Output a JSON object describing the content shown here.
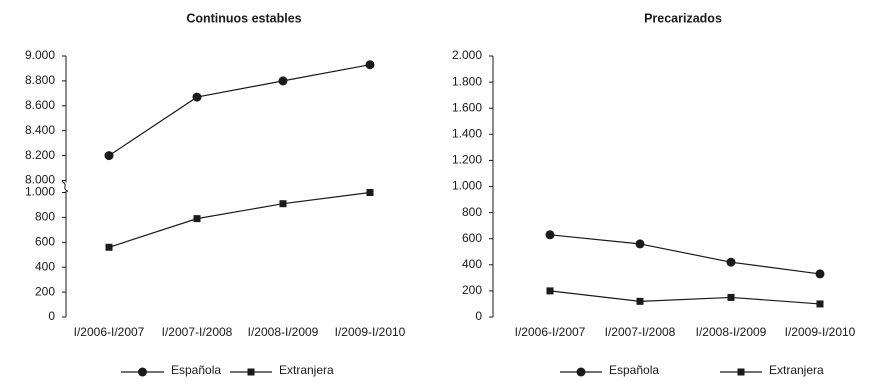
{
  "chart_data": [
    {
      "type": "line",
      "title": "Continuos estables",
      "categories": [
        "I/2006-I/2007",
        "I/2007-I/2008",
        "I/2008-I/2009",
        "I/2009-I/2010"
      ],
      "series": [
        {
          "name": "Española",
          "color": "#1a1a1a",
          "marker": "circle",
          "values": [
            8200,
            8670,
            8800,
            8930
          ]
        },
        {
          "name": "Extranjera",
          "color": "#1a1a1a",
          "marker": "square",
          "values": [
            560,
            790,
            910,
            1000
          ]
        }
      ],
      "ylim": [
        0,
        9000
      ],
      "axis_break": [
        1000,
        8000
      ],
      "yticks": [
        0,
        200,
        400,
        600,
        800,
        {
          "value": 1000,
          "label": "1.000"
        },
        {
          "value": 8000,
          "label": "8.000"
        },
        {
          "value": 8200,
          "label": "8.200"
        },
        {
          "value": 8400,
          "label": "8.400"
        },
        {
          "value": 8600,
          "label": "8.600"
        },
        {
          "value": 8800,
          "label": "8.800"
        },
        {
          "value": 9000,
          "label": "9.000"
        }
      ],
      "grid": false
    },
    {
      "type": "line",
      "title": "Precarizados",
      "categories": [
        "I/2006-I/2007",
        "I/2007-I/2008",
        "I/2008-I/2009",
        "I/2009-I/2010"
      ],
      "series": [
        {
          "name": "Española",
          "color": "#1a1a1a",
          "marker": "circle",
          "values": [
            630,
            560,
            420,
            330
          ]
        },
        {
          "name": "Extranjera",
          "color": "#1a1a1a",
          "marker": "square",
          "values": [
            200,
            120,
            150,
            100
          ]
        }
      ],
      "ylim": [
        0,
        2000
      ],
      "yticks": [
        0,
        200,
        400,
        600,
        800,
        {
          "value": 1000,
          "label": "1.000"
        },
        {
          "value": 1200,
          "label": "1.200"
        },
        {
          "value": 1400,
          "label": "1.400"
        },
        {
          "value": 1600,
          "label": "1.600"
        },
        {
          "value": 1800,
          "label": "1.800"
        },
        {
          "value": 2000,
          "label": "2.000"
        }
      ],
      "grid": false
    }
  ]
}
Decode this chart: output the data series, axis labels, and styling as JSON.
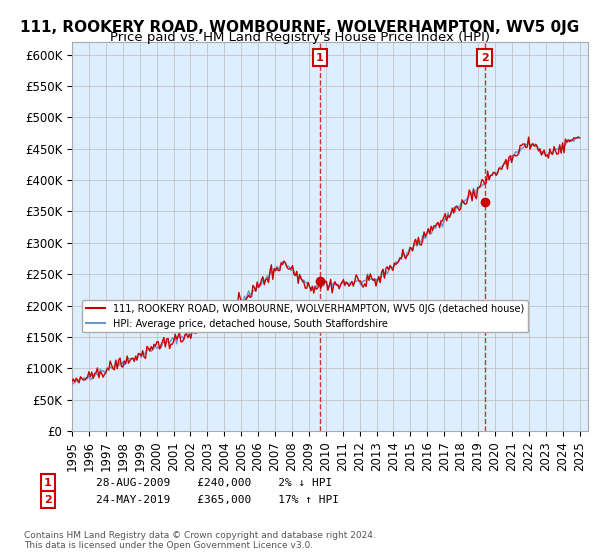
{
  "title": "111, ROOKERY ROAD, WOMBOURNE, WOLVERHAMPTON, WV5 0JG",
  "subtitle": "Price paid vs. HM Land Registry's House Price Index (HPI)",
  "ylabel_ticks": [
    "£0",
    "£50K",
    "£100K",
    "£150K",
    "£200K",
    "£250K",
    "£300K",
    "£350K",
    "£400K",
    "£450K",
    "£500K",
    "£550K",
    "£600K"
  ],
  "ytick_values": [
    0,
    50000,
    100000,
    150000,
    200000,
    250000,
    300000,
    350000,
    400000,
    450000,
    500000,
    550000,
    600000
  ],
  "ylim": [
    0,
    620000
  ],
  "xlim_start": 1995.0,
  "xlim_end": 2025.5,
  "sale1_date": 2009.66,
  "sale1_price": 240000,
  "sale1_label": "1",
  "sale1_note": "28-AUG-2009    £240,000    2% ↓ HPI",
  "sale2_date": 2019.39,
  "sale2_price": 365000,
  "sale2_label": "2",
  "sale2_note": "24-MAY-2019    £365,000    17% ↑ HPI",
  "legend_line1": "111, ROOKERY ROAD, WOMBOURNE, WOLVERHAMPTON, WV5 0JG (detached house)",
  "legend_line2": "HPI: Average price, detached house, South Staffordshire",
  "footer": "Contains HM Land Registry data © Crown copyright and database right 2024.\nThis data is licensed under the Open Government Licence v3.0.",
  "line_color_red": "#cc0000",
  "line_color_blue": "#6699cc",
  "marker_color_red": "#cc0000",
  "vline_color": "#cc0000",
  "box_color": "#cc0000",
  "bg_color": "#ddeeff",
  "grid_color": "#bbbbbb",
  "title_fontsize": 11,
  "subtitle_fontsize": 9.5,
  "tick_fontsize": 8.5
}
++++++++
== What you are asked to do ==
Select every line of the material above holding the word "WOLVERHAMPTON" and copy it.

== Task result ==
  "title": "111, ROOKERY ROAD, WOMBOURNE, WOLVERHAMPTON, WV5 0JG",
  "legend_line1": "111, ROOKERY ROAD, WOMBOURNE, WOLVERHAMPTON, WV5 0JG (detached house)",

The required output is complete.